[TASK INSTRUCTIONS] Starting at the line that contains "Transcribe the text in this document.", print every remaining line of the entries, unchanged, and output nothing more.

☆ ☆ ☆ ☆ ☆ ☆ ☆

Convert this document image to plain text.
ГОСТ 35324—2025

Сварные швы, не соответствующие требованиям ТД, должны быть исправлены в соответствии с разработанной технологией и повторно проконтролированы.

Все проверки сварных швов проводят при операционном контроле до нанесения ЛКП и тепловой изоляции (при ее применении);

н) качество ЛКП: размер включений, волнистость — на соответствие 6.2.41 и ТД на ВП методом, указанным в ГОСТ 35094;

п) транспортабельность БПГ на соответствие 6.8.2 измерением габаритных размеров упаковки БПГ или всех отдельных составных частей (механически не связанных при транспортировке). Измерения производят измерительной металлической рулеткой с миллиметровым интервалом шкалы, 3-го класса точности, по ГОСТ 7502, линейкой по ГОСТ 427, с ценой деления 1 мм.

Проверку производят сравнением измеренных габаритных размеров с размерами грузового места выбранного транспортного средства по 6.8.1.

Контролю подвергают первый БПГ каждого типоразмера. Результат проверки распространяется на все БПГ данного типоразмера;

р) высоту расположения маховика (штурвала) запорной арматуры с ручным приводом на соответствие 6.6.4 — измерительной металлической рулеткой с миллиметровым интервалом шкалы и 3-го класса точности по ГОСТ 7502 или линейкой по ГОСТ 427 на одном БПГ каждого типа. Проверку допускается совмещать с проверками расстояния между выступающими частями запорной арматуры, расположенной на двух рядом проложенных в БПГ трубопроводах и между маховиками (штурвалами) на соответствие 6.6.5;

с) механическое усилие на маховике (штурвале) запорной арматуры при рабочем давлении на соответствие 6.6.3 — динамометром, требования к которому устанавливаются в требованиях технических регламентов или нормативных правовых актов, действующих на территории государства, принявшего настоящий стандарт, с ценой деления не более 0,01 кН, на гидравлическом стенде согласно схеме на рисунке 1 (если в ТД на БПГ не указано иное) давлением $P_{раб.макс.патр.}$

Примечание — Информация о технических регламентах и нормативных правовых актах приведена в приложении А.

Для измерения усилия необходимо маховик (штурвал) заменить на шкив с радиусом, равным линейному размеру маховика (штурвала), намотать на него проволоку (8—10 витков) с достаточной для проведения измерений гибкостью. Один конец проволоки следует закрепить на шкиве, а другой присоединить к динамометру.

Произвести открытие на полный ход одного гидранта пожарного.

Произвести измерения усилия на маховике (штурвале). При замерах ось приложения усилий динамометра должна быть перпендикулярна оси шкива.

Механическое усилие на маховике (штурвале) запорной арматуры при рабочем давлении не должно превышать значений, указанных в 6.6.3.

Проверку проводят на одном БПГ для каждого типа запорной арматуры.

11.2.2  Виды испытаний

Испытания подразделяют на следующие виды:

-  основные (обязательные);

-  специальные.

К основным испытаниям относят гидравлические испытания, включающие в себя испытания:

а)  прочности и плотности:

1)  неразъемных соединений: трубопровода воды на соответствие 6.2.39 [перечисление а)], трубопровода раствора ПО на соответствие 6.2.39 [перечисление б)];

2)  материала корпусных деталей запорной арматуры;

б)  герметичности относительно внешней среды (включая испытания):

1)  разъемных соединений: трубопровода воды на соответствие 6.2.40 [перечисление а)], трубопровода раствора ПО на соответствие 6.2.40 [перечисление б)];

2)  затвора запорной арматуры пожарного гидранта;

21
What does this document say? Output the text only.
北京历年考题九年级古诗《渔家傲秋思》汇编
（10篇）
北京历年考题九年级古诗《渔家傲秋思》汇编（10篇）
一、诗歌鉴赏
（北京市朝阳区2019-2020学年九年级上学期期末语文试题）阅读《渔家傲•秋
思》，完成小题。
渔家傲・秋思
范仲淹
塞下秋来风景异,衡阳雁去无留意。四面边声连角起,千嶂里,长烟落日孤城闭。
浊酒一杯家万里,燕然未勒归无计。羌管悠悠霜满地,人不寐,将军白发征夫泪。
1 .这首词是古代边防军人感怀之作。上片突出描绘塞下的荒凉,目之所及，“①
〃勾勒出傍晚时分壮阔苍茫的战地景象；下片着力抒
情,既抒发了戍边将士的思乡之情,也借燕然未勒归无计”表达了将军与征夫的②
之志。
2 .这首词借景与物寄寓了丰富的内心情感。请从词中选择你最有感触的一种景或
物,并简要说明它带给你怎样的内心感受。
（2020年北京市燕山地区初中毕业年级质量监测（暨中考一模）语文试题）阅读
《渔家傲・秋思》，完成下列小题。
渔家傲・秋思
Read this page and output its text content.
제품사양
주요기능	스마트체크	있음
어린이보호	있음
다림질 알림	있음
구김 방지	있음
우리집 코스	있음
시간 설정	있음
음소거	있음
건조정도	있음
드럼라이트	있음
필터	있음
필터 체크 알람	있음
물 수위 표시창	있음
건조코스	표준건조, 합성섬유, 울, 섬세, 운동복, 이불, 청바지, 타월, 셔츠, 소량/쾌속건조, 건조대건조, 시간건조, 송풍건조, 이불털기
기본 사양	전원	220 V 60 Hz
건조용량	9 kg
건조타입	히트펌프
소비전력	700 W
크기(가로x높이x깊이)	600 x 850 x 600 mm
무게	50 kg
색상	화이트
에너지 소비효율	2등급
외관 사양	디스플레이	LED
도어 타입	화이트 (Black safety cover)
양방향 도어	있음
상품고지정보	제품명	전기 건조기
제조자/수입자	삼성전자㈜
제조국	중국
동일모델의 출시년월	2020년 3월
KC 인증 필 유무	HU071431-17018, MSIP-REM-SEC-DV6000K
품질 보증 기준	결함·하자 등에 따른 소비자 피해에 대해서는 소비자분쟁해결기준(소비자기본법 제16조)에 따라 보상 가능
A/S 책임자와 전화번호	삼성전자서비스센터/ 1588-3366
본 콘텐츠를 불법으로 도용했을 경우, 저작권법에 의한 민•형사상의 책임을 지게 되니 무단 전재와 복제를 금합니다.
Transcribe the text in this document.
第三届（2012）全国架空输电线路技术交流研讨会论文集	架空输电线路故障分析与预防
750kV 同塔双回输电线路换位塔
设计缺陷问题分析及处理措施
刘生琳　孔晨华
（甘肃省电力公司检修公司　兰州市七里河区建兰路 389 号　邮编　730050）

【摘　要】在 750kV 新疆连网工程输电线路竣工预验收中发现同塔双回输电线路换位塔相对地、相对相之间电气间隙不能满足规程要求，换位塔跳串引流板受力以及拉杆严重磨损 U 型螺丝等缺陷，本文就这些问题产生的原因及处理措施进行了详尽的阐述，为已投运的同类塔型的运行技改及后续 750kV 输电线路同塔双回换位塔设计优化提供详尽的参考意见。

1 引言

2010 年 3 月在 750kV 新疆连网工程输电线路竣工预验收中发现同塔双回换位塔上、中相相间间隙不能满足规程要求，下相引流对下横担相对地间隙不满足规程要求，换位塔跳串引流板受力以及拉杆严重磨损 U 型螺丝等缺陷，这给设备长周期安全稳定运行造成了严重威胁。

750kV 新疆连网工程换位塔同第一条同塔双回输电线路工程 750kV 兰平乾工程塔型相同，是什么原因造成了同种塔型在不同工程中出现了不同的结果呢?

☆ ☆ ☆ ☆ ☆ ☆ ☆

[ANSWER FOR THIS EXERCISE]
Transcribe the text in this document.
第三届（2012）全国架空输电线路技术交流研讨会论文集	架空输电线路故障分析与预防
750kV 同塔双回输电线路换位塔
设计缺陷问题分析及处理措施
刘生琳　孔晨华
（甘肃省电力公司检修公司　兰州市七里河区建兰路 389 号　邮编　730050）

【摘　要】在 750kV 新疆连网工程输电线路竣工预验收中发现同塔双回输电线路换位塔相对地、相对相之间电气间隙不能满足规程要求，换位塔跳串引流板受力以及拉杆严重磨损 U 型螺丝等缺陷，本文就这些问题产生的原因及处理措施进行了详尽的阐述，为已投运的同类塔型的运行技改及后续 750kV 输电线路同塔双回换位塔设计优化提供详尽的参考意见。

1 引言

2010 年 3 月在 750kV 新疆连网工程输电线路竣工预验收中发现同塔双回换位塔上、中相相间间隙不能满足规程要求，下相引流对下横担相对地间隙不满足规程要求，换位塔跳串引流板受力以及拉杆严重磨损 U 型螺丝等缺陷，这给设备长周期安全稳定运行造成了严重威胁。

750kV 新疆连网工程换位塔同第一条同塔双回输电线路工程 750kV 兰平乾工程塔型相同，是什么原因造成了同种塔型在不同工程中出现了不同的结果呢?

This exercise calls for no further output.